▸ HOW TO COMPLETE THIS TASK: Output every entry exactly, from the first line to the last.

_ _ _ _

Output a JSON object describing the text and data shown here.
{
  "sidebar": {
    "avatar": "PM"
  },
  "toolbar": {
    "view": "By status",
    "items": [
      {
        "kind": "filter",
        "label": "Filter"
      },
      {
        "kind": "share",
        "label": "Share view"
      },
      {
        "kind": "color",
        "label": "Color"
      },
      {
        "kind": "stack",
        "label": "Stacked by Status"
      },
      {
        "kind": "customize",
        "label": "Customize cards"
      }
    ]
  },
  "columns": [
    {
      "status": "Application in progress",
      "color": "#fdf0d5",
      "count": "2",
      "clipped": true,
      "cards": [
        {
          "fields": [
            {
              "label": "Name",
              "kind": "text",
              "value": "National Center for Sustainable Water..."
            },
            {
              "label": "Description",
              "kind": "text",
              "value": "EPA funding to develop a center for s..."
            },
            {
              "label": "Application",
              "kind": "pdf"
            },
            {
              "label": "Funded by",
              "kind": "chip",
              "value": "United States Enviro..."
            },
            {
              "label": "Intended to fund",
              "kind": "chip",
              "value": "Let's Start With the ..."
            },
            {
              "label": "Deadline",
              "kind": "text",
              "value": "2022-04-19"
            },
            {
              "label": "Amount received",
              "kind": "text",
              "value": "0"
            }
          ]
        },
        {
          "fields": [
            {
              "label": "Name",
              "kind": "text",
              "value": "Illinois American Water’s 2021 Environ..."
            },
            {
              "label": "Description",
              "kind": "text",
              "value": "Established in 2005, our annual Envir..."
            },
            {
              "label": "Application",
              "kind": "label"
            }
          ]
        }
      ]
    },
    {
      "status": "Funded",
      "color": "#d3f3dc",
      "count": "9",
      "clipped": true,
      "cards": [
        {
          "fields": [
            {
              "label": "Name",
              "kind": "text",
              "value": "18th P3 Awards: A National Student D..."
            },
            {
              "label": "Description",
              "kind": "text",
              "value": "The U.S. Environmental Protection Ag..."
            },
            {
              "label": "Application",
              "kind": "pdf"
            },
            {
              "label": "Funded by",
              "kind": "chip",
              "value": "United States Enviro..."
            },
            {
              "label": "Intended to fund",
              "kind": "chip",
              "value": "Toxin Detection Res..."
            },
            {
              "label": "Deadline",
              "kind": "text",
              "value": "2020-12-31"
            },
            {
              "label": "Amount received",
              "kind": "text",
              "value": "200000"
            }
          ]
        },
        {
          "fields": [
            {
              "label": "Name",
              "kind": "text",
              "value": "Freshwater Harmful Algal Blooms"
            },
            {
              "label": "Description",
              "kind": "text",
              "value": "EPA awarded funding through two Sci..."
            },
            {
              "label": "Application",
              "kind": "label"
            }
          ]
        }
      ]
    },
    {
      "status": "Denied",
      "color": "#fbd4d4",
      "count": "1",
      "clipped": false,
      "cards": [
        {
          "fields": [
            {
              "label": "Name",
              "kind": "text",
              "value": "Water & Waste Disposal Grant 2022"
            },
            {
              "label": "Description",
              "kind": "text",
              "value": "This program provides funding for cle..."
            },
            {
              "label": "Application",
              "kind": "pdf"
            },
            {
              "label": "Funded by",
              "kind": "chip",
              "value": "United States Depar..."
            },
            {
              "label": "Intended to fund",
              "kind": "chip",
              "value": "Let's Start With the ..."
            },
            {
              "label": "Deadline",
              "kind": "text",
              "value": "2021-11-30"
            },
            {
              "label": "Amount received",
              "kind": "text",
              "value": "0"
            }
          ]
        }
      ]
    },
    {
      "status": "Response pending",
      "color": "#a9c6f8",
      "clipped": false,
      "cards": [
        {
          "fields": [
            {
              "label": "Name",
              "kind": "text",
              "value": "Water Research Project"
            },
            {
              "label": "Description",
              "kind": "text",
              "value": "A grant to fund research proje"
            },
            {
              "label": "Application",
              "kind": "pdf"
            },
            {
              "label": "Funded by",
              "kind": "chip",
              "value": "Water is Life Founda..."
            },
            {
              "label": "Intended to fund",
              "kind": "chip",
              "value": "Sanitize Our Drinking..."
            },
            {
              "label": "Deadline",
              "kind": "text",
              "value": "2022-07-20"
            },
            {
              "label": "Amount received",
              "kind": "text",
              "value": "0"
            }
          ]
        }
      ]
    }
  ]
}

_ _ _ _

▸ TASK OUTPUT:
Output a JSON object describing the text and data shown here.
{
  "sidebar": {
    "avatar": "PM"
  },
  "toolbar": {
    "view": "By status",
    "items": [
      {
        "kind": "filter",
        "label": "Filter"
      },
      {
        "kind": "share",
        "label": "Share view"
      },
      {
        "kind": "color",
        "label": "Color"
      },
      {
        "kind": "stack",
        "label": "Stacked by Status"
      },
      {
        "kind": "customize",
        "label": "Customize cards"
      }
    ]
  },
  "columns": [
    {
      "status": "Application in progress",
      "color": "#fdf0d5",
      "count": "2",
      "clipped": true,
      "cards": [
        {
          "fields": [
            {
              "label": "Name",
              "kind": "text",
              "value": "National Center for Sustainable Water..."
            },
            {
              "label": "Description",
              "kind": "text",
              "value": "EPA funding to develop a center for s..."
            },
            {
              "label": "Application",
              "kind": "pdf"
            },
            {
              "label": "Funded by",
              "kind": "chip",
              "value": "United States Enviro..."
            },
            {
              "label": "Intended to fund",
              "kind": "chip",
              "value": "Let's Start With the ..."
            },
            {
              "label": "Deadline",
              "kind": "text",
              "value": "2022-04-19"
            },
            {
              "label": "Amount received",
              "kind": "text",
              "value": "0"
            }
          ]
        },
        {
          "fields": [
            {
              "label": "Name",
              "kind": "text",
              "value": "Illinois American Water’s 2021 Environ..."
            },
            {
              "label": "Description",
              "kind": "text",
              "value": "Established in 2005, our annual Envir..."
            },
            {
              "label": "Application",
              "kind": "label"
            }
          ]
        }
      ]
    },
    {
      "status": "Funded",
      "color": "#d3f3dc",
      "count": "9",
      "clipped": true,
      "cards": [
        {
          "fields": [
            {
              "label": "Name",
              "kind": "text",
              "value": "18th P3 Awards: A National Student D..."
            },
            {
              "label": "Description",
              "kind": "text",
              "value": "The U.S. Environmental Protection Ag..."
            },
            {
              "label": "Application",
              "kind": "pdf"
            },
            {
              "label": "Funded by",
              "kind": "chip",
              "value": "United States Enviro..."
            },
            {
              "label": "Intended to fund",
              "kind": "chip",
              "value": "Toxin Detection Res..."
            },
            {
              "label": "Deadline",
              "kind": "text",
              "value": "2020-12-31"
            },
            {
              "label": "Amount received",
              "kind": "text",
              "value": "200000"
            }
          ]
        },
        {
          "fields": [
            {
              "label": "Name",
              "kind": "text",
              "value": "Freshwater Harmful Algal Blooms"
            },
            {
              "label": "Description",
              "kind": "text",
              "value": "EPA awarded funding through two Sci..."
            },
            {
              "label": "Application",
              "kind": "label"
            }
          ]
        }
      ]
    },
    {
      "status": "Denied",
      "color": "#fbd4d4",
      "count": "1",
      "clipped": false,
      "cards": [
        {
          "fields": [
            {
              "label": "Name",
              "kind": "text",
              "value": "Water & Waste Disposal Grant 2022"
            },
            {
              "label": "Description",
              "kind": "text",
              "value": "This program provides funding for cle..."
            },
            {
              "label": "Application",
              "kind": "pdf"
            },
            {
              "label": "Funded by",
              "kind": "chip",
              "value": "United States Depar..."
            },
            {
              "label": "Intended to fund",
              "kind": "chip",
              "value": "Let's Start With the ..."
            },
            {
              "label": "Deadline",
              "kind": "text",
              "value": "2021-11-30"
            },
            {
              "label": "Amount received",
              "kind": "text",
              "value": "0"
            }
          ]
        }
      ]
    },
    {
      "status": "Response pending",
      "color": "#a9c6f8",
      "clipped": false,
      "cards": [
        {
          "fields": [
            {
              "label": "Name",
              "kind": "text",
              "value": "Water Research Project"
            },
            {
              "label": "Description",
              "kind": "text",
              "value": "A grant to fund research proje"
            },
            {
              "label": "Application",
              "kind": "pdf"
            },
            {
              "label": "Funded by",
              "kind": "chip",
              "value": "Water is Life Founda..."
            },
            {
              "label": "Intended to fund",
              "kind": "chip",
              "value": "Sanitize Our Drinking..."
            },
            {
              "label": "Deadline",
              "kind": "text",
              "value": "2022-07-20"
            },
            {
              "label": "Amount received",
              "kind": "text",
              "value": "0"
            }
          ]
        }
      ]
    }
  ]
}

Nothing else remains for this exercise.